»»

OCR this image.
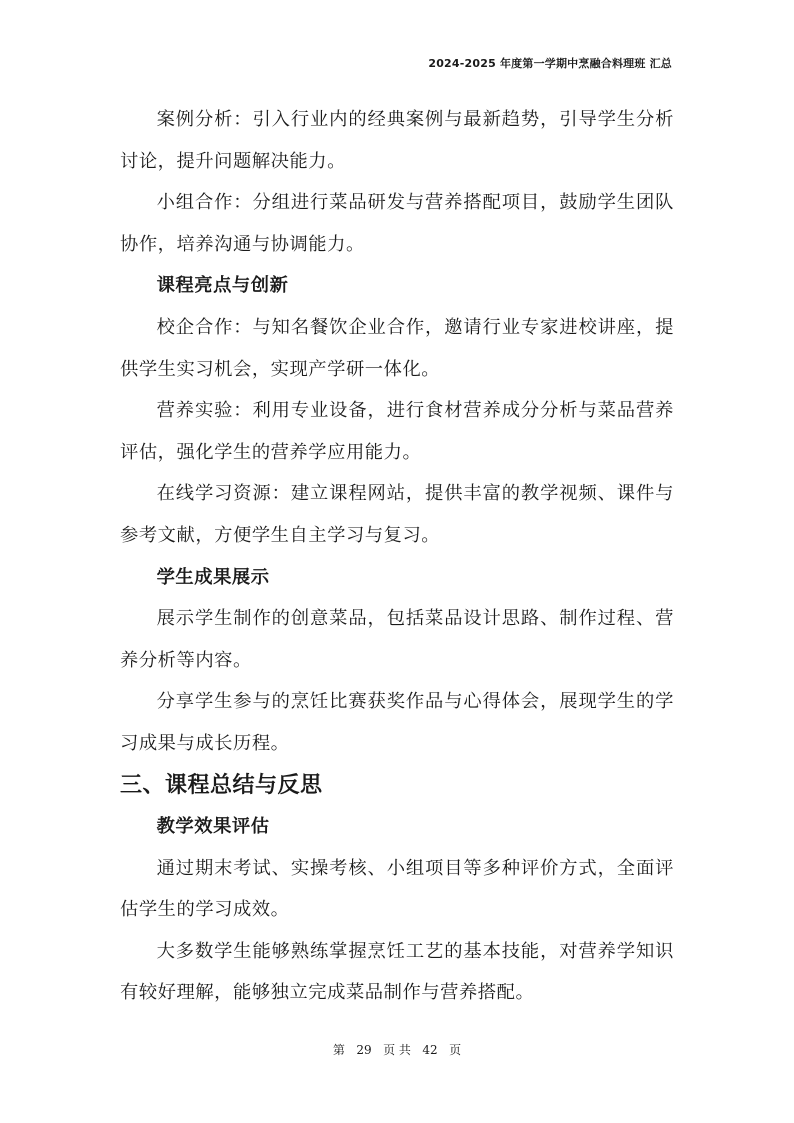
2024-2025 年度第一学期中烹融合料理班 汇总

案例分析：引入行业内的经典案例与最新趋势，引导学生分析讨论，提升问题解决能力。

小组合作：分组进行菜品研发与营养搭配项目，鼓励学生团队协作，培养沟通与协调能力。

课程亮点与创新

校企合作：与知名餐饮企业合作，邀请行业专家进校讲座，提供学生实习机会，实现产学研一体化。

营养实验：利用专业设备，进行食材营养成分分析与菜品营养评估，强化学生的营养学应用能力。

在线学习资源：建立课程网站，提供丰富的教学视频、课件与参考文献，方便学生自主学习与复习。

学生成果展示

展示学生制作的创意菜品，包括菜品设计思路、制作过程、营养分析等内容。

分享学生参与的烹饪比赛获奖作品与心得体会，展现学生的学习成果与成长历程。

三、课程总结与反思

教学效果评估

通过期末考试、实操考核、小组项目等多种评价方式，全面评估学生的学习成效。

大多数学生能够熟练掌握烹饪工艺的基本技能，对营养学知识有较好理解，能够独立完成菜品制作与营养搭配。

第 29 页 共 42 页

««

**WORK TO BE COMPLETED**
Restate the data above exactly, stripping out each image.

**FINAL RESULT**
OCR this image.
2024-2025 年度第一学期中烹融合料理班 汇总

案例分析：引入行业内的经典案例与最新趋势，引导学生分析讨论，提升问题解决能力。

小组合作：分组进行菜品研发与营养搭配项目，鼓励学生团队协作，培养沟通与协调能力。

课程亮点与创新

校企合作：与知名餐饮企业合作，邀请行业专家进校讲座，提供学生实习机会，实现产学研一体化。

营养实验：利用专业设备，进行食材营养成分分析与菜品营养评估，强化学生的营养学应用能力。

在线学习资源：建立课程网站，提供丰富的教学视频、课件与参考文献，方便学生自主学习与复习。

学生成果展示

展示学生制作的创意菜品，包括菜品设计思路、制作过程、营养分析等内容。

分享学生参与的烹饪比赛获奖作品与心得体会，展现学生的学习成果与成长历程。

三、课程总结与反思

教学效果评估

通过期末考试、实操考核、小组项目等多种评价方式，全面评估学生的学习成效。

大多数学生能够熟练掌握烹饪工艺的基本技能，对营养学知识有较好理解，能够独立完成菜品制作与营养搭配。

第 29 页 共 42 页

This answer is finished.